(Collected data entries)

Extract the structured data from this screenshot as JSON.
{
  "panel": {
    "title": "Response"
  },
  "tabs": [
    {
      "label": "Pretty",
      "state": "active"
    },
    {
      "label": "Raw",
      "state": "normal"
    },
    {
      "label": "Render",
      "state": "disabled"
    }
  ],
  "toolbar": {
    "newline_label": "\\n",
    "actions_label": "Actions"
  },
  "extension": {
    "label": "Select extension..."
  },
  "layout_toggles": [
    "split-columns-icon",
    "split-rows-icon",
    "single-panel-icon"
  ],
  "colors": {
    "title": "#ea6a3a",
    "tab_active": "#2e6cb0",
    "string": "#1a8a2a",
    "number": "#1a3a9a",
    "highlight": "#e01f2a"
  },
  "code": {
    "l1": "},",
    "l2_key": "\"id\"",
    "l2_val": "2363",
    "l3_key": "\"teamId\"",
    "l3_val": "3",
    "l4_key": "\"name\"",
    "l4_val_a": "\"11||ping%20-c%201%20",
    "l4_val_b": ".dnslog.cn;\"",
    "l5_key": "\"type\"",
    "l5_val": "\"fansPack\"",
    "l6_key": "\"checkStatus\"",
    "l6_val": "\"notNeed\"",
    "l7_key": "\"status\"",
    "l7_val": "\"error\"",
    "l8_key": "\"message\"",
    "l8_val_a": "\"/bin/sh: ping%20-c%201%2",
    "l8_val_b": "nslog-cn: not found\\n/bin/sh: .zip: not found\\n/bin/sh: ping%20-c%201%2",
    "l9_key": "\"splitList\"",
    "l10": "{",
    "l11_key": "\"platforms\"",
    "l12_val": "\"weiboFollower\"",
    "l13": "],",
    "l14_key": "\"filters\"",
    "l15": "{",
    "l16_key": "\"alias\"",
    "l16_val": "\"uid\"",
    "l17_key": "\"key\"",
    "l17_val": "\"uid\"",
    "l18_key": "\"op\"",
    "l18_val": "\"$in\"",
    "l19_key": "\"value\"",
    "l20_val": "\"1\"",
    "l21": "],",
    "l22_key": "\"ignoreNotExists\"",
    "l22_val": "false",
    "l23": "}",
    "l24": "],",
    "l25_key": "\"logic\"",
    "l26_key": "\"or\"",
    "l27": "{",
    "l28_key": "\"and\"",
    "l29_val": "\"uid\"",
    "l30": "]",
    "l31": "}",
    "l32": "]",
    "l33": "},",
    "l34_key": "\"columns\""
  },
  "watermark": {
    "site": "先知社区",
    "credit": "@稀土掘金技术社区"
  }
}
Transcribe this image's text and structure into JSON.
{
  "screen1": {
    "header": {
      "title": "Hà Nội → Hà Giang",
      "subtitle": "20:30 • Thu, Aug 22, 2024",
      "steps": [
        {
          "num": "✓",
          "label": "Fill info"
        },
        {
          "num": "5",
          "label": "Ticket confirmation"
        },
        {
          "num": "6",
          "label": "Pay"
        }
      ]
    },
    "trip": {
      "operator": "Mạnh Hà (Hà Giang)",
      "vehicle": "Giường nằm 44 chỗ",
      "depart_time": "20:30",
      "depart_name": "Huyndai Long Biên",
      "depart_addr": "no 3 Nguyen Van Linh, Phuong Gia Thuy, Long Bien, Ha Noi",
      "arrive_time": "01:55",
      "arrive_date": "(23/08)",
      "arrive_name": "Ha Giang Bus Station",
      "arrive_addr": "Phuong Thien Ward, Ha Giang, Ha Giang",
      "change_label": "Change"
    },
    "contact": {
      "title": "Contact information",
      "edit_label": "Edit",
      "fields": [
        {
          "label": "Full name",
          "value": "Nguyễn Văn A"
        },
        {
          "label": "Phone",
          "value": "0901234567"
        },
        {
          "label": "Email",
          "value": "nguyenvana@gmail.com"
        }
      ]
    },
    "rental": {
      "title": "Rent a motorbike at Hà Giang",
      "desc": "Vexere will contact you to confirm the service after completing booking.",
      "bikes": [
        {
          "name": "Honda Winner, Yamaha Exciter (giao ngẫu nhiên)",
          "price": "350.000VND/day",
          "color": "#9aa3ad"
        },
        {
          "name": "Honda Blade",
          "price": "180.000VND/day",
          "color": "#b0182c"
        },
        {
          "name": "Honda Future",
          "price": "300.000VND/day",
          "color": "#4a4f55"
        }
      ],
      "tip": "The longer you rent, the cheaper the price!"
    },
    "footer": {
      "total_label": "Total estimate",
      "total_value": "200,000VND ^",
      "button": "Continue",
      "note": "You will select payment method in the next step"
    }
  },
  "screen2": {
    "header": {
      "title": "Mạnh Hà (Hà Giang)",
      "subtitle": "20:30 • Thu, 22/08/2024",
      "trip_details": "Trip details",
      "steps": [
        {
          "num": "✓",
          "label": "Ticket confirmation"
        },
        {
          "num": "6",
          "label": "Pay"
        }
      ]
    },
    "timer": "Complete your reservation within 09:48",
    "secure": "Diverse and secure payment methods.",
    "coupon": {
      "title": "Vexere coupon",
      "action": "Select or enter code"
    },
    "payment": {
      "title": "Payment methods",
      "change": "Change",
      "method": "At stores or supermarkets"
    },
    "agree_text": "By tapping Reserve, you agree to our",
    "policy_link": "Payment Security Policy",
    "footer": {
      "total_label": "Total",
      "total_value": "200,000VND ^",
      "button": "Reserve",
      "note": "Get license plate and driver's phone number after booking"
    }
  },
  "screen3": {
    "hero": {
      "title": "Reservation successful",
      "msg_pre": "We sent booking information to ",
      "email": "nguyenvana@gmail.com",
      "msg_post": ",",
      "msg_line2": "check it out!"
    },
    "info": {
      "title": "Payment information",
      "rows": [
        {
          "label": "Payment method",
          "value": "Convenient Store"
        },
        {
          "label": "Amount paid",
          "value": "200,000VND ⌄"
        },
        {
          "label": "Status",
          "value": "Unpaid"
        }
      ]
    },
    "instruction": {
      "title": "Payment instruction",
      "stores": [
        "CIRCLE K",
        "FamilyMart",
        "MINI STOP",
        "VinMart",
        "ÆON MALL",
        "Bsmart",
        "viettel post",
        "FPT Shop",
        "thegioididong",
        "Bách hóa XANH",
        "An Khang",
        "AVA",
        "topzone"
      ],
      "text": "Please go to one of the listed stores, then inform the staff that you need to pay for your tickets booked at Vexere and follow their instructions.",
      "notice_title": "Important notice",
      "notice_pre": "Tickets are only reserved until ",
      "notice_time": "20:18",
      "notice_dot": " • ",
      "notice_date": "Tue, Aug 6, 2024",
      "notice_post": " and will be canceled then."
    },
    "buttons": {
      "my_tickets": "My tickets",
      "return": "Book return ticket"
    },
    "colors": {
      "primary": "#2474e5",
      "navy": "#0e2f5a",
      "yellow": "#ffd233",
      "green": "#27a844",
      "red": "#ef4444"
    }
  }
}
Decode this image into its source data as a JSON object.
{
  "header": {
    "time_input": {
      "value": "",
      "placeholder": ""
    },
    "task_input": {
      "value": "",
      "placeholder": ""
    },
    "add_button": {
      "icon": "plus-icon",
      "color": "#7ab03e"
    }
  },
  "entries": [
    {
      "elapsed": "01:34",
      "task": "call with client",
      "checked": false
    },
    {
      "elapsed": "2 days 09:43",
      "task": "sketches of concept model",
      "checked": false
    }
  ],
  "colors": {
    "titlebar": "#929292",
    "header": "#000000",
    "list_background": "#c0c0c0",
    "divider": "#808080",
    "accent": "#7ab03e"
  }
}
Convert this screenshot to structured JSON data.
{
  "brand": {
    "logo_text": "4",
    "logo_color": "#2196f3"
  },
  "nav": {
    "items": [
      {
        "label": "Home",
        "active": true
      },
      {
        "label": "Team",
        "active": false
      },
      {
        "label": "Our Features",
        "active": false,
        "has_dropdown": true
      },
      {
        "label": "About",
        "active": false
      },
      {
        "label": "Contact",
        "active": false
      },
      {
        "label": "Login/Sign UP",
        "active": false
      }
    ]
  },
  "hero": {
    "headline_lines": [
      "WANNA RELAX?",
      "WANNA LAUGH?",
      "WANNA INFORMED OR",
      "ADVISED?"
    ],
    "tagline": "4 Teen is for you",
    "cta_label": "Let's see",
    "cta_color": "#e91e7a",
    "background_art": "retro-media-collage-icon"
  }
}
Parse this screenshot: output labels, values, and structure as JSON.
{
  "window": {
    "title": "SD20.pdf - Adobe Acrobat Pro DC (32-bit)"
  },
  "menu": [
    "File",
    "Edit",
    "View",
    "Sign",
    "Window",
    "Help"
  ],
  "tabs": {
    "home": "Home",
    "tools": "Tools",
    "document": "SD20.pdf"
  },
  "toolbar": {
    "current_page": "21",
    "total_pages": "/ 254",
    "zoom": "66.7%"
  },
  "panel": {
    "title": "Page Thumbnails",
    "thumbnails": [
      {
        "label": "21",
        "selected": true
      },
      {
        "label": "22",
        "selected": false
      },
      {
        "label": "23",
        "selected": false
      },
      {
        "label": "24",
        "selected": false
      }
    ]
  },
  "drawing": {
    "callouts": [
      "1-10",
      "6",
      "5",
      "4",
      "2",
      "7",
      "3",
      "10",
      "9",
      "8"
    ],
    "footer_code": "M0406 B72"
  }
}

• **STATED EXERCISE**
Write out, word for word, every line from the one containing "Convert this screenshot" through the last line of the records above.

• **COMPLETE ANSWER**
Convert this screenshot to structured JSON data.
{
  "brand": {
    "logo_text": "4",
    "logo_color": "#2196f3"
  },
  "nav": {
    "items": [
      {
        "label": "Home",
        "active": true
      },
      {
        "label": "Team",
        "active": false
      },
      {
        "label": "Our Features",
        "active": false,
        "has_dropdown": true
      },
      {
        "label": "About",
        "active": false
      },
      {
        "label": "Contact",
        "active": false
      },
      {
        "label": "Login/Sign UP",
        "active": false
      }
    ]
  },
  "hero": {
    "headline_lines": [
      "WANNA RELAX?",
      "WANNA LAUGH?",
      "WANNA INFORMED OR",
      "ADVISED?"
    ],
    "tagline": "4 Teen is for you",
    "cta_label": "Let's see",
    "cta_color": "#e91e7a",
    "background_art": "retro-media-collage-icon"
  }
}
Parse this screenshot: output labels, values, and structure as JSON.
{
  "window": {
    "title": "SD20.pdf - Adobe Acrobat Pro DC (32-bit)"
  },
  "menu": [
    "File",
    "Edit",
    "View",
    "Sign",
    "Window",
    "Help"
  ],
  "tabs": {
    "home": "Home",
    "tools": "Tools",
    "document": "SD20.pdf"
  },
  "toolbar": {
    "current_page": "21",
    "total_pages": "/ 254",
    "zoom": "66.7%"
  },
  "panel": {
    "title": "Page Thumbnails",
    "thumbnails": [
      {
        "label": "21",
        "selected": true
      },
      {
        "label": "22",
        "selected": false
      },
      {
        "label": "23",
        "selected": false
      },
      {
        "label": "24",
        "selected": false
      }
    ]
  },
  "drawing": {
    "callouts": [
      "1-10",
      "6",
      "5",
      "4",
      "2",
      "7",
      "3",
      "10",
      "9",
      "8"
    ],
    "footer_code": "M0406 B72"
  }
}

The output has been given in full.